## Start

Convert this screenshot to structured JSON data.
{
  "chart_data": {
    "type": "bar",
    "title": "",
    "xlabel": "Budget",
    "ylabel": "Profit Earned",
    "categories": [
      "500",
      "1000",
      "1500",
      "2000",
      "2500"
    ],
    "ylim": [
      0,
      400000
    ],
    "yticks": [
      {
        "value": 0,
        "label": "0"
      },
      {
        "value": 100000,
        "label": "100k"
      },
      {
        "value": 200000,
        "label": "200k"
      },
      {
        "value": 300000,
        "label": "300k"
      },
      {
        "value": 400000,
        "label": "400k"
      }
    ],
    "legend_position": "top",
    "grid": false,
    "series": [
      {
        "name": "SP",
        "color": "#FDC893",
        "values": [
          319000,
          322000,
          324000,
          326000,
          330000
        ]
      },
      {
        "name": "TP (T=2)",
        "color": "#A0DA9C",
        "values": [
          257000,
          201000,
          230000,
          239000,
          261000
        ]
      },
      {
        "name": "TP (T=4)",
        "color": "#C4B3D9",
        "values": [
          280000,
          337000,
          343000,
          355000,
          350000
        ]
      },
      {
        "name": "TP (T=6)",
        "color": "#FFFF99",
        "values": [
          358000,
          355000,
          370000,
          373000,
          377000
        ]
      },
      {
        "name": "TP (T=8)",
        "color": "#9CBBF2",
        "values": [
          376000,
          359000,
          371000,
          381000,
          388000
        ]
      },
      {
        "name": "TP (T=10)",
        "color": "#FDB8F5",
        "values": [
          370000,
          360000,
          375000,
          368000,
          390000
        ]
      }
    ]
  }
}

## End
## Start

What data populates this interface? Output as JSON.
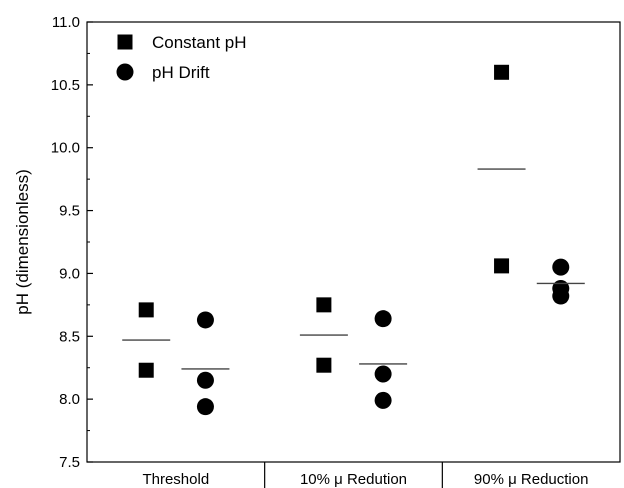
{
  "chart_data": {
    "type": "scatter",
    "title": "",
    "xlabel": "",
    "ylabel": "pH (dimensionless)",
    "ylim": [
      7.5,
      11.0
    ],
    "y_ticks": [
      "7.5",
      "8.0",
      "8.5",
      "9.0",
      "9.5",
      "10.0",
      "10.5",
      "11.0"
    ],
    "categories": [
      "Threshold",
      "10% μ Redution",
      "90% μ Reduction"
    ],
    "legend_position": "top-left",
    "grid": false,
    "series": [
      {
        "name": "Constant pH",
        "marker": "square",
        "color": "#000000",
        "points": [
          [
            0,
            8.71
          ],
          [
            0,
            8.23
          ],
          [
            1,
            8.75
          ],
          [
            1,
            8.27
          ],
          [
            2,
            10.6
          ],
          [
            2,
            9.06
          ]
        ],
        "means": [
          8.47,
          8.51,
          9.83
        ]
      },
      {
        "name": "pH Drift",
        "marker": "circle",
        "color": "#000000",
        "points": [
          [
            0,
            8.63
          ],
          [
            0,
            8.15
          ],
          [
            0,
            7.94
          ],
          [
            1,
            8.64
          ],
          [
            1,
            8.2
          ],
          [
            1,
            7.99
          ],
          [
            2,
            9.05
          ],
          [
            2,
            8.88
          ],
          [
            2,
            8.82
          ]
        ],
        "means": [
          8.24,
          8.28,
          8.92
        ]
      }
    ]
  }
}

## End
## Start

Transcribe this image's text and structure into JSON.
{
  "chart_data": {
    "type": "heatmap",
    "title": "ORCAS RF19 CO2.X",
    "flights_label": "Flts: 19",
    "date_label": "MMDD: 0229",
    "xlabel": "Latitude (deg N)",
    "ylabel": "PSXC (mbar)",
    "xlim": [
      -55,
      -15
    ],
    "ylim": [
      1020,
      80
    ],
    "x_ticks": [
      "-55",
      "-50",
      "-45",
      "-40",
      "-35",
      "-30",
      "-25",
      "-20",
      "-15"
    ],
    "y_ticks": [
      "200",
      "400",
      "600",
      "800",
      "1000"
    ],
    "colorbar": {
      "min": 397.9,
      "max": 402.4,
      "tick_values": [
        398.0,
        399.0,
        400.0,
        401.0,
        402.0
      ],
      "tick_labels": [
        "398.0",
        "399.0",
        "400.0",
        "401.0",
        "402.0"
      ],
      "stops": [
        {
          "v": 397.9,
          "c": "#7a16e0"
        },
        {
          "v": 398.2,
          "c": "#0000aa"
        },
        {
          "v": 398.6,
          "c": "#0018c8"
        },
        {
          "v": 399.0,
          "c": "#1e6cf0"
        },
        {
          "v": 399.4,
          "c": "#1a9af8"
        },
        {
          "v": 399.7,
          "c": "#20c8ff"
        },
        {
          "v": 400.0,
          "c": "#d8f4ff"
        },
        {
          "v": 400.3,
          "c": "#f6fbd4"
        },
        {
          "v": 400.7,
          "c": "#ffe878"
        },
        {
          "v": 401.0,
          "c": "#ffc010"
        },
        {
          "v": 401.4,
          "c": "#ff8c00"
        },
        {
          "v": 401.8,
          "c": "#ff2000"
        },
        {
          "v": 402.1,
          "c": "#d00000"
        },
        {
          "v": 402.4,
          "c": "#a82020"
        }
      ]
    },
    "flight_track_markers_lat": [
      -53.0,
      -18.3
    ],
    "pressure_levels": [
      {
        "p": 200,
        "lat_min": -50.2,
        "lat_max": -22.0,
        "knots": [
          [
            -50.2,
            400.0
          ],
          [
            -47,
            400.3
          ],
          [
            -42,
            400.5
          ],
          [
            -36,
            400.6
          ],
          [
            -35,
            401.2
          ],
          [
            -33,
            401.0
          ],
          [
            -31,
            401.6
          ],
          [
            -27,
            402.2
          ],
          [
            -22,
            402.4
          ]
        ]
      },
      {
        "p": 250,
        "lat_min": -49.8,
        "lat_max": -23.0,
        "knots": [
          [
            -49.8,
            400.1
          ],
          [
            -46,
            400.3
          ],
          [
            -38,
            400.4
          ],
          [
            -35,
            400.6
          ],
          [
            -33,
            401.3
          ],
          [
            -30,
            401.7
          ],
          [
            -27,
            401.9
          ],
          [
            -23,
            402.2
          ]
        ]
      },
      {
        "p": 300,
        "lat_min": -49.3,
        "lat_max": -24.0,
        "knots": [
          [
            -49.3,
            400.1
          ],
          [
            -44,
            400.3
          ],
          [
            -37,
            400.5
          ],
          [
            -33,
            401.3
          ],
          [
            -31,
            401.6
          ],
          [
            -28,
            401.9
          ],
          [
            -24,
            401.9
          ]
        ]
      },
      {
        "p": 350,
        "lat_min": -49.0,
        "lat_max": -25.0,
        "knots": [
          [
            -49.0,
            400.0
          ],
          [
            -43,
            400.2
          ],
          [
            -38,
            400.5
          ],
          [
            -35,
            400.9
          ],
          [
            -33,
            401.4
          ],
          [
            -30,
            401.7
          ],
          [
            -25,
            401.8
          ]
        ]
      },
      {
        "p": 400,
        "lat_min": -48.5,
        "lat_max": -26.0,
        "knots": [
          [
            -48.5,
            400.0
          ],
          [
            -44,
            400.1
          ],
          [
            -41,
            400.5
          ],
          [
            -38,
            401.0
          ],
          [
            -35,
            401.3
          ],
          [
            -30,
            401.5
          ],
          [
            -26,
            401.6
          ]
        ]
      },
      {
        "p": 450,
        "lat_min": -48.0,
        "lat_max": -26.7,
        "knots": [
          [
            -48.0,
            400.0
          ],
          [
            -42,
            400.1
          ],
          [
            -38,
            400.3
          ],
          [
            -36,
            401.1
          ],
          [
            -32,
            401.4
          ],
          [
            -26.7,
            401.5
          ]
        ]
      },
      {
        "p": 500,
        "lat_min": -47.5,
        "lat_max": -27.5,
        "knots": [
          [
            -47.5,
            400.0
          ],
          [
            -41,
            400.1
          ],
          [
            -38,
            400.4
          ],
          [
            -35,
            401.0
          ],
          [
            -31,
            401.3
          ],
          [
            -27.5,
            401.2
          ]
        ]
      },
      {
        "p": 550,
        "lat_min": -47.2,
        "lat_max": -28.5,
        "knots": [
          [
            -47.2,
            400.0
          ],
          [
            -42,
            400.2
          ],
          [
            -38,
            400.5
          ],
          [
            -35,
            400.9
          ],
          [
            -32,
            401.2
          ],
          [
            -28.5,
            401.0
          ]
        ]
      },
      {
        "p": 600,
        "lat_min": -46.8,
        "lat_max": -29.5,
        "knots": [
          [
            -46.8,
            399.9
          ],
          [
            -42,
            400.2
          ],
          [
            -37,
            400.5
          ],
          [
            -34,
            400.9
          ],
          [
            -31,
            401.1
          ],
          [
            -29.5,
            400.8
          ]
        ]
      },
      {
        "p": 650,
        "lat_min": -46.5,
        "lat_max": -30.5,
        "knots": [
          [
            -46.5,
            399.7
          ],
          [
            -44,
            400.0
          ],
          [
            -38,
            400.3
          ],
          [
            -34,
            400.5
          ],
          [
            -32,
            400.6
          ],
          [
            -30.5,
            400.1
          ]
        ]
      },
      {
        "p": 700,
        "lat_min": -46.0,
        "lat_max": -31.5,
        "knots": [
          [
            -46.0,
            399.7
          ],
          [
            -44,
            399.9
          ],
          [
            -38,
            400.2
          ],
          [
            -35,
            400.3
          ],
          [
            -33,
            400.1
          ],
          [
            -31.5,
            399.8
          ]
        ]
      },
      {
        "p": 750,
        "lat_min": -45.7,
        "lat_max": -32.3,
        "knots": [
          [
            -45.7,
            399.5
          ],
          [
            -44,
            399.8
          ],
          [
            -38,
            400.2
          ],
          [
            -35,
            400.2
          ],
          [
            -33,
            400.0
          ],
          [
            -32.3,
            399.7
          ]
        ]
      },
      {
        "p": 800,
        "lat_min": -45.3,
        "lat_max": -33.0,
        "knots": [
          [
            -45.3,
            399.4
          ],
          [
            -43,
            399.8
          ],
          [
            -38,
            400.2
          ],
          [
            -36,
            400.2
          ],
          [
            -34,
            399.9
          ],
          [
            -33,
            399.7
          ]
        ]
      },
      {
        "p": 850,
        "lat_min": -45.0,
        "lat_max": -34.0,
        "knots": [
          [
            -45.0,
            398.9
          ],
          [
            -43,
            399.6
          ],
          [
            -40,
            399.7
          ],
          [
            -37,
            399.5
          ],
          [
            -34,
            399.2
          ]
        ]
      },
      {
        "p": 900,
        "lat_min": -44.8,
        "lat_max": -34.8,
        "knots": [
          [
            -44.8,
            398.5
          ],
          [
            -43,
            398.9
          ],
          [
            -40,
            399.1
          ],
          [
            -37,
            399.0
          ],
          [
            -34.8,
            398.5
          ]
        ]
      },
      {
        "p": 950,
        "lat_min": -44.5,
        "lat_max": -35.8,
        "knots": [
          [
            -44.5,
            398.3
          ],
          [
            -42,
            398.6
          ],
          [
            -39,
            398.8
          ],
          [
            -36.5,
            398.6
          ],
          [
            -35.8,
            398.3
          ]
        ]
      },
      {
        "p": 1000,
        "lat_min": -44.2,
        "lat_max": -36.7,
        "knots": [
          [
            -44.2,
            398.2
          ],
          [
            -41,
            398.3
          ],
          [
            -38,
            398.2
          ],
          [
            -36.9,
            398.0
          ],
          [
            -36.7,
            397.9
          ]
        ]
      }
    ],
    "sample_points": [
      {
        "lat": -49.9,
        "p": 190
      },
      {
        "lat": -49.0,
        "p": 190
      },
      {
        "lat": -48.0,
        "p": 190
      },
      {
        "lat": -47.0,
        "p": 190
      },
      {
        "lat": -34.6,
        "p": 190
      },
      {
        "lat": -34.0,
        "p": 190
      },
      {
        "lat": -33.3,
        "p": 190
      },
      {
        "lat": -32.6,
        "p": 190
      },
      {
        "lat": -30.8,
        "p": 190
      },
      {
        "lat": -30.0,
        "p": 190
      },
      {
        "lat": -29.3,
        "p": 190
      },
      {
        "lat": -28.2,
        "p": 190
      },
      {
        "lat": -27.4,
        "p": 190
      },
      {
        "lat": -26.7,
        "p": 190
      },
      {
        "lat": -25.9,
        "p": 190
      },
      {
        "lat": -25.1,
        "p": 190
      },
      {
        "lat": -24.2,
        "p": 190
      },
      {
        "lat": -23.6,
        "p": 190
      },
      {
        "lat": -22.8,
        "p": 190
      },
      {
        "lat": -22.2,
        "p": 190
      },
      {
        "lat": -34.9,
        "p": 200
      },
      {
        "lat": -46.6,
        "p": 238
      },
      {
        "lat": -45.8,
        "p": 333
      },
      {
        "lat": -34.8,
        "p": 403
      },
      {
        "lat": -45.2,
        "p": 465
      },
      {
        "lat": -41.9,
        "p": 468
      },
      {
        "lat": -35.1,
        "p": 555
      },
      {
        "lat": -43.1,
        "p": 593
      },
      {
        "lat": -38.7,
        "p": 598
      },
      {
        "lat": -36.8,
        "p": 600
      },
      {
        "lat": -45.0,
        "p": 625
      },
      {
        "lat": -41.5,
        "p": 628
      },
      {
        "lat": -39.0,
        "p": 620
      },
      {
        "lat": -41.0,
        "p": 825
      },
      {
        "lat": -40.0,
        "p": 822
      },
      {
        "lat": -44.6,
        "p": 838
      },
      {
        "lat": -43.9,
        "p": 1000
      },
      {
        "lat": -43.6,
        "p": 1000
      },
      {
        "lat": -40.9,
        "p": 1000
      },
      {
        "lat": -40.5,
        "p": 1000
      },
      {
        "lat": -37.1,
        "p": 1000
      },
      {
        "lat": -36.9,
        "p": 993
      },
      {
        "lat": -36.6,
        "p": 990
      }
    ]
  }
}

## End

> _Requirement_:
Copy and report every line where the word "JSON" is present.

> _Written answer_:
Convert this screenshot to structured JSON data.
What data populates this interface? Output as JSON.
Transcribe this image's text and structure into JSON.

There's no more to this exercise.